--- START Supplied data ---
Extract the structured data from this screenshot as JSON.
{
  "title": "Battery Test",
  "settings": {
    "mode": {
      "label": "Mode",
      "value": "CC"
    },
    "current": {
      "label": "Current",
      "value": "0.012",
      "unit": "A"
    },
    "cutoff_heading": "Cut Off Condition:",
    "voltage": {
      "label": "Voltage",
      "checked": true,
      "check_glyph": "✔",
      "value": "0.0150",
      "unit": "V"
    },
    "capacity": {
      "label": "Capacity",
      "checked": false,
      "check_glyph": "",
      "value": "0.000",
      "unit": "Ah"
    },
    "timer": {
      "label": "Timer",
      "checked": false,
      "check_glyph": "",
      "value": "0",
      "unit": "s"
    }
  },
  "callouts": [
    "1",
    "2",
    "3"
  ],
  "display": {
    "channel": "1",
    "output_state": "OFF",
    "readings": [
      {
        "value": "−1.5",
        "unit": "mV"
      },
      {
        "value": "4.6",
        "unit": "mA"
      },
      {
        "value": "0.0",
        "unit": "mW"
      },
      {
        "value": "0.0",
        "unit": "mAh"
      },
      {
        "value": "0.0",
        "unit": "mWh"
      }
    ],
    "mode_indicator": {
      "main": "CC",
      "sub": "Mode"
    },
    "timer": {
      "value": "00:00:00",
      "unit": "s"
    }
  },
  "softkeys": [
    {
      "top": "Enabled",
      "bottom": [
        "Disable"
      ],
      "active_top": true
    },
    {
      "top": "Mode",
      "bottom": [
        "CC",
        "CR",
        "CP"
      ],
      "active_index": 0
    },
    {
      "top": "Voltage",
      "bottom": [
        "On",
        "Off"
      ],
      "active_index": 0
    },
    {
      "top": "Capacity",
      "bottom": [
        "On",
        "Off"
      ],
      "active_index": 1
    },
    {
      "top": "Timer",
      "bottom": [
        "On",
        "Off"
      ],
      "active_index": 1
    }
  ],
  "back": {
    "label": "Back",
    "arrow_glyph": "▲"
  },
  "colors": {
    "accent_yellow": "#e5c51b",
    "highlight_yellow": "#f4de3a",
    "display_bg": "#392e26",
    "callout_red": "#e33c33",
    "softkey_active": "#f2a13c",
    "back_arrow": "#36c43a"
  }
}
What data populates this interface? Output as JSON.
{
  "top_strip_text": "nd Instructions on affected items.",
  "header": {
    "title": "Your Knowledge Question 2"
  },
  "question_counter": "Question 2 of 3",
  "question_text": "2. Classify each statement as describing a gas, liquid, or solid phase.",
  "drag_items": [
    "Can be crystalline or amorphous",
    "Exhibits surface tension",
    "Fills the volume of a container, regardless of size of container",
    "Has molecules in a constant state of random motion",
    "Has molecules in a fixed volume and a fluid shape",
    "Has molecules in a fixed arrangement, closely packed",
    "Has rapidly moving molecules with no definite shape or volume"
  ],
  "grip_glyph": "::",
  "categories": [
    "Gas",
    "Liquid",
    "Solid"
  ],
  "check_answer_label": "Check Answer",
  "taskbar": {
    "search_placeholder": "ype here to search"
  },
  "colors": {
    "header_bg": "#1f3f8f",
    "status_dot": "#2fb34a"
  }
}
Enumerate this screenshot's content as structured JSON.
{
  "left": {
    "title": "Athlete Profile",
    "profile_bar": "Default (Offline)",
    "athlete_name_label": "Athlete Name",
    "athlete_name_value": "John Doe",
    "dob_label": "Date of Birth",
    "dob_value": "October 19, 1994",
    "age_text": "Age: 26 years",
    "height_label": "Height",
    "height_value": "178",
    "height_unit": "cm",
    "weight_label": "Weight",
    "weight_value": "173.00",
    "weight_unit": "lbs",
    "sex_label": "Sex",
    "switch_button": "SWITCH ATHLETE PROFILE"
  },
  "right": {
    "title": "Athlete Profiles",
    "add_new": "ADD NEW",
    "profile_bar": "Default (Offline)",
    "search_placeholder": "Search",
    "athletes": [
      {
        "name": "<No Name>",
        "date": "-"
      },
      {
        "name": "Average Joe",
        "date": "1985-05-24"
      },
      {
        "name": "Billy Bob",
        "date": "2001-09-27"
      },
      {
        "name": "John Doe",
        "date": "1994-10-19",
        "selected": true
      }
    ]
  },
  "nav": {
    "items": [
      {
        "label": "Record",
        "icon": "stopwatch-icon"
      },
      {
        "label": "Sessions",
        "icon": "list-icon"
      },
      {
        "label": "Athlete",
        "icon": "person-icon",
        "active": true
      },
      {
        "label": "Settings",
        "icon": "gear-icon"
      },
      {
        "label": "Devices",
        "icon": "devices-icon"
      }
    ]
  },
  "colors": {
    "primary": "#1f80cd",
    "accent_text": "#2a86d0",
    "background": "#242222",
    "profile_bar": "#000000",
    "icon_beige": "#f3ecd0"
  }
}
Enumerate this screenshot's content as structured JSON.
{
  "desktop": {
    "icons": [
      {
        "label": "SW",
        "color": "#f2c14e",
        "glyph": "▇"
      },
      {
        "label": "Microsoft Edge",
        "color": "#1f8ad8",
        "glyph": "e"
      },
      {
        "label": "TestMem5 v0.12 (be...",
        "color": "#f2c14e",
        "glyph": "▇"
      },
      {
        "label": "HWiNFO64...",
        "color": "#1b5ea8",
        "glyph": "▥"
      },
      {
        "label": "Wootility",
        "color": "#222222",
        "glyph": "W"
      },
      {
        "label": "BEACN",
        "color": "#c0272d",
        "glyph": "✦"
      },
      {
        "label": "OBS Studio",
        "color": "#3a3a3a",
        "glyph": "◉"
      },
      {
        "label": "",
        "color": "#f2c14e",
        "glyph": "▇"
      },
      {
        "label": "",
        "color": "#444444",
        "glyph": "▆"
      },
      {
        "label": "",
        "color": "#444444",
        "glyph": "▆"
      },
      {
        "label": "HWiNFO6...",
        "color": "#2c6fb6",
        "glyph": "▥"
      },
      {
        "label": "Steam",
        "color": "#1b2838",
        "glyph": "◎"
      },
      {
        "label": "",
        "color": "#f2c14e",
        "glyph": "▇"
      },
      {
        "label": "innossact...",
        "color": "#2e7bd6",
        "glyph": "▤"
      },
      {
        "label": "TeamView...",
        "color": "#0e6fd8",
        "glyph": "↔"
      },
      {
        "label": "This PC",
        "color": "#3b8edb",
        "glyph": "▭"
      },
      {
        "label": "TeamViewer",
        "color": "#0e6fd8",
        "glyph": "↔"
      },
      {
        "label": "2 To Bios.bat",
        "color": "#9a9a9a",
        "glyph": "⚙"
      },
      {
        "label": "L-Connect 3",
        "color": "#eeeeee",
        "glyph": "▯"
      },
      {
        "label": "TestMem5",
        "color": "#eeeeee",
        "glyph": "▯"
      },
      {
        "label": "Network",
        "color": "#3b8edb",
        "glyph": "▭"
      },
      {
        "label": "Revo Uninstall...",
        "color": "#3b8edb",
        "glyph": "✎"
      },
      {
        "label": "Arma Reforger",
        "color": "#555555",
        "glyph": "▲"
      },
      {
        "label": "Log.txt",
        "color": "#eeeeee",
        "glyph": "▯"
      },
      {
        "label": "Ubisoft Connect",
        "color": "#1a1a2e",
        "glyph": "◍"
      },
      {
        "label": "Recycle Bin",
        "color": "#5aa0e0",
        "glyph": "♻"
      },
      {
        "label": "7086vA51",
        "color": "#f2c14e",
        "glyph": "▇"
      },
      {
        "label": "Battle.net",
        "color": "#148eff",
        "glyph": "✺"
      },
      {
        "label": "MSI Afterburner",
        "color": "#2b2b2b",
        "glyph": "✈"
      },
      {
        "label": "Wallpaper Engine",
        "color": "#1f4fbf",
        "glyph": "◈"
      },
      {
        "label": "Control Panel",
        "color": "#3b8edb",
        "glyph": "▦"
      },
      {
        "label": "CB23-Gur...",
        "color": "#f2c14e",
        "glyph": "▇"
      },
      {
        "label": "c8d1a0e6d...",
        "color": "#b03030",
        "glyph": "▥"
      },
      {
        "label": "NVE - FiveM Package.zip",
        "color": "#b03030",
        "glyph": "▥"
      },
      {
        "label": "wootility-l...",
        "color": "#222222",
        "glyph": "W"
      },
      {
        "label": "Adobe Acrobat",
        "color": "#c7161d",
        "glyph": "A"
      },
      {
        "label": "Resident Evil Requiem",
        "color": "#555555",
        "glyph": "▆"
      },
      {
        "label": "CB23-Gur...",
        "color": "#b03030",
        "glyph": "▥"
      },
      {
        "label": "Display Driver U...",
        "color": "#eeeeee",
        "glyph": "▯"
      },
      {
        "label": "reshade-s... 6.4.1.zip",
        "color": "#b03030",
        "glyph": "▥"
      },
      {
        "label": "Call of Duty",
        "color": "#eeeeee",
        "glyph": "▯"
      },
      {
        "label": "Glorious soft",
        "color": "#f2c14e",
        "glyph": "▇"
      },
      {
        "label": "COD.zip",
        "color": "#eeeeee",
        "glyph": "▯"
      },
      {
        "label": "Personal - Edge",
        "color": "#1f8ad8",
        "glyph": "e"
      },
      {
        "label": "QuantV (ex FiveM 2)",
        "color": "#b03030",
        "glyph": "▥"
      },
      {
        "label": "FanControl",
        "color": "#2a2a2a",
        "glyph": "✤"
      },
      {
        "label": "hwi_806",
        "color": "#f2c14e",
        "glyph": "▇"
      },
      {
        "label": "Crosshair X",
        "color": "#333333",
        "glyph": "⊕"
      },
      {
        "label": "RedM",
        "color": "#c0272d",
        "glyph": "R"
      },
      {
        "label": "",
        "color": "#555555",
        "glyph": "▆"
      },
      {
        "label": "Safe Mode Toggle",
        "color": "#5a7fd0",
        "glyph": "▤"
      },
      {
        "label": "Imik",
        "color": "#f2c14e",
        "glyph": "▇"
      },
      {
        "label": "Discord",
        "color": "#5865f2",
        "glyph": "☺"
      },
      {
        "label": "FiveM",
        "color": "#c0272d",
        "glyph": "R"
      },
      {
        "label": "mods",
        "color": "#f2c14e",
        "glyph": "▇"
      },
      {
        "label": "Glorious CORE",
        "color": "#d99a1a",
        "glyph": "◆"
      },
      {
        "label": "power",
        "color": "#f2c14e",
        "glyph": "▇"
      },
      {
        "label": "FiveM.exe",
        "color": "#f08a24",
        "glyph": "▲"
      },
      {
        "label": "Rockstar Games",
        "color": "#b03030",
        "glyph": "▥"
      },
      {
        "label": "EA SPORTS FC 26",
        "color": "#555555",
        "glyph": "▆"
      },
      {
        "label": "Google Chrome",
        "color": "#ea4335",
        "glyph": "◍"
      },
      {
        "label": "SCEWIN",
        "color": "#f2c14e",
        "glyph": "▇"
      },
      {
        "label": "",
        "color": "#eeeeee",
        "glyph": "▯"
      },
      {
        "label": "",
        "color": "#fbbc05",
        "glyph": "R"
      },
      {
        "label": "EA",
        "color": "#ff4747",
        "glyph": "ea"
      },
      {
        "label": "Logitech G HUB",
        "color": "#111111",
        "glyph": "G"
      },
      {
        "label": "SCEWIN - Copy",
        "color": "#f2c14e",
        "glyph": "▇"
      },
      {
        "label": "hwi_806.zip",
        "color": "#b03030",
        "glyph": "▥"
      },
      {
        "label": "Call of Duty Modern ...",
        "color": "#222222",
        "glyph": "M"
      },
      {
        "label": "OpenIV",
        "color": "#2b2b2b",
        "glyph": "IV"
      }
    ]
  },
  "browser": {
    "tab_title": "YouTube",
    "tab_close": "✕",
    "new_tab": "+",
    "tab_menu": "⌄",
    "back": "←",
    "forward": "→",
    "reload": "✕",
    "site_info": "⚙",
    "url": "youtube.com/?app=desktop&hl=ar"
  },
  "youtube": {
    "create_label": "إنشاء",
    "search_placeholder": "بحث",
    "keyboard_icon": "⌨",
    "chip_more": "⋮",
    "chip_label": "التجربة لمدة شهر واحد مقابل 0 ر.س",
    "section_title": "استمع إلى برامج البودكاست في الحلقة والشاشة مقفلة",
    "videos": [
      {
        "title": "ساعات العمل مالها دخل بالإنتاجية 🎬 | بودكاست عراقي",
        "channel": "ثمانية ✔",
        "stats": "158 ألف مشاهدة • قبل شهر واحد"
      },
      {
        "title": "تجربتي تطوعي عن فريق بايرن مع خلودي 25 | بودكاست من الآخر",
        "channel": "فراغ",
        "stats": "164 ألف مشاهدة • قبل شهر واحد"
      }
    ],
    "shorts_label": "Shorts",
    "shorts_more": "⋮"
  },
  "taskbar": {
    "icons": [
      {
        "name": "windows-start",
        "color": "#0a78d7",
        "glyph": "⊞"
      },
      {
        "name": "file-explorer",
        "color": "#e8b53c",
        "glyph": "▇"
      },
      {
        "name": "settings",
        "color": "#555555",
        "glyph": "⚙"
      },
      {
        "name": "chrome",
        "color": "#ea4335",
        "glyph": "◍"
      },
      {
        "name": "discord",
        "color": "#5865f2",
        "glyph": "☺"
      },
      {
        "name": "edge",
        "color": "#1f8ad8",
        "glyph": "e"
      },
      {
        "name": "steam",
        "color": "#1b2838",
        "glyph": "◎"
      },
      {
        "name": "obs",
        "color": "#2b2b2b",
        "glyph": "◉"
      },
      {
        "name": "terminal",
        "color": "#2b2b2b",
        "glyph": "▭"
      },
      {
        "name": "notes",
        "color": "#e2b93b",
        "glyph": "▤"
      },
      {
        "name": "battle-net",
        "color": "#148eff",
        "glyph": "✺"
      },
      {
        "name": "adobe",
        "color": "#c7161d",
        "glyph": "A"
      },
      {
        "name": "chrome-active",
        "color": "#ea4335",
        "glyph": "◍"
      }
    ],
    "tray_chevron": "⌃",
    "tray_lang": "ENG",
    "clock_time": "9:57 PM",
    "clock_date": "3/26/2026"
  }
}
--- END Supplied data ---
Instructions to follow: Copy out every line from the records that has the word "Connect".

Result of the exercise:
        "label": "L-Connect 3",
        "label": "Ubisoft Connect",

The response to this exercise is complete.